#### 抽出テキスト:
=-=-=-=-=

線維筋痛症は身体の広い範囲での「痛み(疼痛)」と「こわばり」が生じる病気で全国に200万人の患者がいると言われています。
線維筋痛症も病状により障害年金の対象になります。線維筋痛症による障害年金請求のポイントについてご説明いたします。
目次
線維筋痛症とは
症状
線維筋痛症は身体の広範囲に激しい「疼痛」、「こわばり」が生じます。
中年以降(30代以降)の女性が多く発症する病気で疲労感、倦怠感、不眠、抑うつ気分、自律神経の症状(過敏性腸症候群)などの症状(副症状)を伴い、これらの症状が長期間継続するため日常生活の質が著しく低下してしまいます。
原因
線維筋痛症の原因は分かっていません。激しい痛みがあるにもかかわらずその部分に異常が認められないのが線維筋痛症の特徴です。
先天的な要因やストレス、セロトニンやノルアドネラリン、ドーパミンなどの脳内物質の機能不全などが原因なのではないかと言われています。

=-=-=-=-=

#### データ行:

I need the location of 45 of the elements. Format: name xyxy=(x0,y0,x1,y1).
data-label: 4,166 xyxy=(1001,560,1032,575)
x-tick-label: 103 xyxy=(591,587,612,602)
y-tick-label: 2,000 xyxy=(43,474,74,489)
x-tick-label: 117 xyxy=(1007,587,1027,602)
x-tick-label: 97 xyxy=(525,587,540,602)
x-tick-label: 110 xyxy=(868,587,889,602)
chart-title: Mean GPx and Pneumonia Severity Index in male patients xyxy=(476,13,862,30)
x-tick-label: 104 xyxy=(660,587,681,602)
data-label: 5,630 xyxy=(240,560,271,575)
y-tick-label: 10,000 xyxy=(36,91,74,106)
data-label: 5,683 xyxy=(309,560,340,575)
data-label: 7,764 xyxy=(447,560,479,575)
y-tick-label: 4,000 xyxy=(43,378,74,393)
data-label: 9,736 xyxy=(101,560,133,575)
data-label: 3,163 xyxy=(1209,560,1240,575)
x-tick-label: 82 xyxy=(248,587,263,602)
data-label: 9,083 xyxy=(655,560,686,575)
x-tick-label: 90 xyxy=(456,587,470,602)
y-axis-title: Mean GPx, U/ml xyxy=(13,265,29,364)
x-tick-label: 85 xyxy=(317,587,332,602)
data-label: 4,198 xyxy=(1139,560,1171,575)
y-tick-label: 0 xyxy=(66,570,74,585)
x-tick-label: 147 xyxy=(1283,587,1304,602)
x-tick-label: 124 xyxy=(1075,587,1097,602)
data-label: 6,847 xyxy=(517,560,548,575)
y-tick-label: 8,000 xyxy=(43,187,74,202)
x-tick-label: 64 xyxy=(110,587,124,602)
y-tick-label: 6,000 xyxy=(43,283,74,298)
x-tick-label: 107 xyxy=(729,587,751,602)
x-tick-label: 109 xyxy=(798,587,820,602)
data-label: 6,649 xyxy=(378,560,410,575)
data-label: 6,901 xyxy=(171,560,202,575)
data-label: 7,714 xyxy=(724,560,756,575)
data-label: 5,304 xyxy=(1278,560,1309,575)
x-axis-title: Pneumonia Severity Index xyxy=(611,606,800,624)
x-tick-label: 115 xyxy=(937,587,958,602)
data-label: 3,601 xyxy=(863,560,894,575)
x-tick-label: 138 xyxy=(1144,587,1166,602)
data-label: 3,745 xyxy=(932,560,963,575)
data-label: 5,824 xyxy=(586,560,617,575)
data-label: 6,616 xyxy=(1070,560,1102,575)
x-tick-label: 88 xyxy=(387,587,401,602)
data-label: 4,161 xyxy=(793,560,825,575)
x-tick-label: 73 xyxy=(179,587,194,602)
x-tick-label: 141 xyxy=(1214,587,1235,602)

=-=-=-=-=

#### 課題 A:
線維筋痛症についての文章から、"線維筋痛症は身体の広い範囲で"で始まり"ではないかと言われています。"で終わる部分を一字一句そのまま書き写す。
#### 課題 B:
線維筋痛症についての文章によると、この病気で日常生活の質が著しく低下するのはなぜか。一～三文で説明する。
#### 課題 C:
線維筋痛症についての文章を、最後の文の後から書き継ぐ。

#### 解答 A:
線維筋痛症は身体の広い範囲での「痛み(疼痛)」と「こわばり」が生じる病気で全国に200万人の患者がいると言われています。
線維筋痛症も病状により障害年金の対象になります。線維筋痛症による障害年金請求のポイントについてご説明いたします。
目次
線維筋痛症とは
症状
線維筋痛症は身体の広範囲に激しい「疼痛」、「こわばり」が生じます。
中年以降(30代以降)の女性が多く発症する病気で疲労感、倦怠感、不眠、抑うつ気分、自律神経の症状(過敏性腸症候群)などの症状(副症状)を伴い、これらの症状が長期間継続するため日常生活の質が著しく低下してしまいます。
原因
線維筋痛症の原因は分かっていません。激しい痛みがあるにもかかわらずその部分に異常が認められないのが線維筋痛症の特徴です。
先天的な要因やストレス、セロトニンやノルアドネラリン、ドーパミンなどの脳内物質の機能不全などが原因なのではないかと言われています。

#### 解答 B:
線維筋痛症では、疼痛やこわばりに加えて、疲労感、倦怠感、不眠、抑うつ気分、自律神経の症状(過敏性腸症候群)などの副症状を伴う。これらの症状が長期間継続するため、日常生活の質が著しく低下する。

#### 解答 C:
線維筋痛症による障害年金の手続き
障害認定基準
線維筋痛症により障害年金を受給するためには病状が下記の障害認定基準に該当する場合でなければなりません。
1級・・・痛みやこわばり、その他付随する症状の為のために日常生活が自分で行うことが出来ず常時介助が必要な場合
2級・・・痛みやこわばり、その他付随する症状の為のために日常生活が著しい制限を受け労働により収入を得る事が出来ない程度のもの
3級・・・痛みやこわばり、その他付随する症状の為労働に著しい支障が生じている
※3級は障害厚生年金のみにあり障害基礎年金にはありません。このため初診日に国民年金に加入していた場合には2級以上に該当する場合にのみ障害年金(障害基礎年金)の対象となります。
初診日の特定
線維筋痛症の病気の特徴が痛みやこわばりの原因が分からないという点にあります。このことから、長期間にわたり受診を継続したりまた何か所も病院を受診するケースがあります。
このため、初めて病院に受診した日(初診日)から長期間が経過してしまい、カルテが廃棄されたり病院自体が廃院してしまったりして初診日の特定が難しくなる場合があります。
線維筋痛症による障害年金の手続きにおける初診日とは線維筋痛症と診断された日ではなく何らかの症状(痛み)が出て病院を初めて受診した日となります。
カルテがない場合や病院が廃院してしまっている場合には出来るだけ初診以降の古い受診病院の受診状況等証明書を取得し初診日の特定を行うかその他客観的な資料を収集し初診日の特定を行う必要があります。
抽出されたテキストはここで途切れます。